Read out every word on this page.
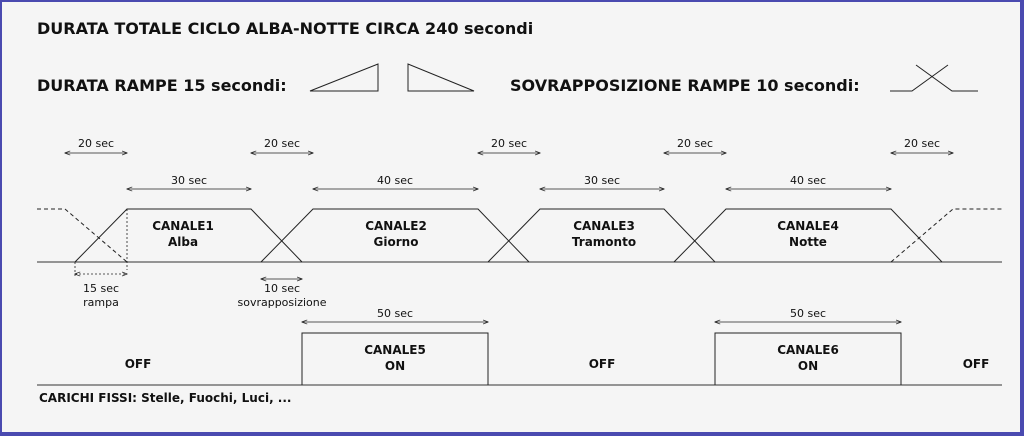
DURATA TOTALE CICLO ALBA-NOTTE CIRCA 240 secondi
DURATA RAMPE 15 secondi:	SOVRAPPOSIZIONE RAMPE 10 secondi:
20 sec	20 sec	20 sec	20 sec	20 sec
30 sec	40 sec	30 sec	40 sec
CANALE1
Alba
CANALE2
Giorno
CANALE3
Tramonto
CANALE4
Notte
15 sec
rampa
10 sec
sovrapposizione
50 sec
CANALE5
ON
50 sec
CANALE6
ON
OFF	OFF	OFF
CARICHI FISSI: Stelle, Fuochi, Luci, ...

▶ Aim of the exercise: What is needed is an exact reproduction of the data, pictures excluded.

▶ Task output:
Read out every word on this page.
DURATA TOTALE CICLO ALBA-NOTTE CIRCA 240 secondi
DURATA RAMPE 15 secondi:	SOVRAPPOSIZIONE RAMPE 10 secondi:
20 sec	20 sec	20 sec	20 sec	20 sec
30 sec	40 sec	30 sec	40 sec
CANALE1
Alba
CANALE2
Giorno
CANALE3
Tramonto
CANALE4
Notte
15 sec
rampa
10 sec
sovrapposizione
50 sec
CANALE5
ON
50 sec
CANALE6
ON
OFF	OFF	OFF
CARICHI FISSI: Stelle, Fuochi, Luci, ...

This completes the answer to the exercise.